■ WHAT THE TASK ASKS: Across the entries below, how many lines contain the string "global"? Give only the count.

[Excerpts from a figure dataset]
=-=-=-=-=

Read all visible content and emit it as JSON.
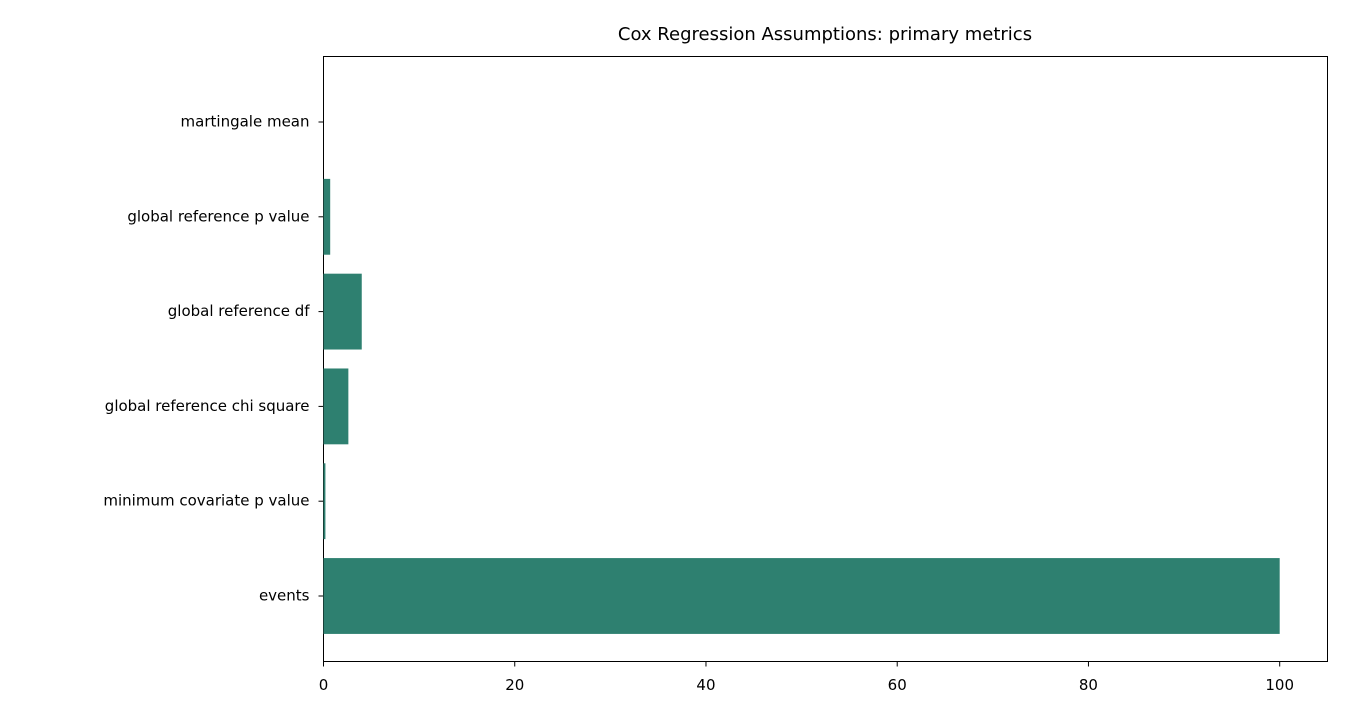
{
  "chart_data": {
    "type": "barh",
    "title": "Cox Regression Assumptions: primary metrics",
    "categories": [
      "events",
      "minimum covariate p value",
      "global reference chi square",
      "global reference df",
      "global reference p value",
      "martingale mean"
    ],
    "values": [
      100,
      0.2,
      2.6,
      4,
      0.7,
      0
    ],
    "color": "#2e8070",
    "xlim": [
      0,
      105
    ],
    "xticks": [
      0,
      20,
      40,
      60,
      80,
      100
    ]
  }
}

=-=-=-=-=

■ EXERCISE RESPONSE: 3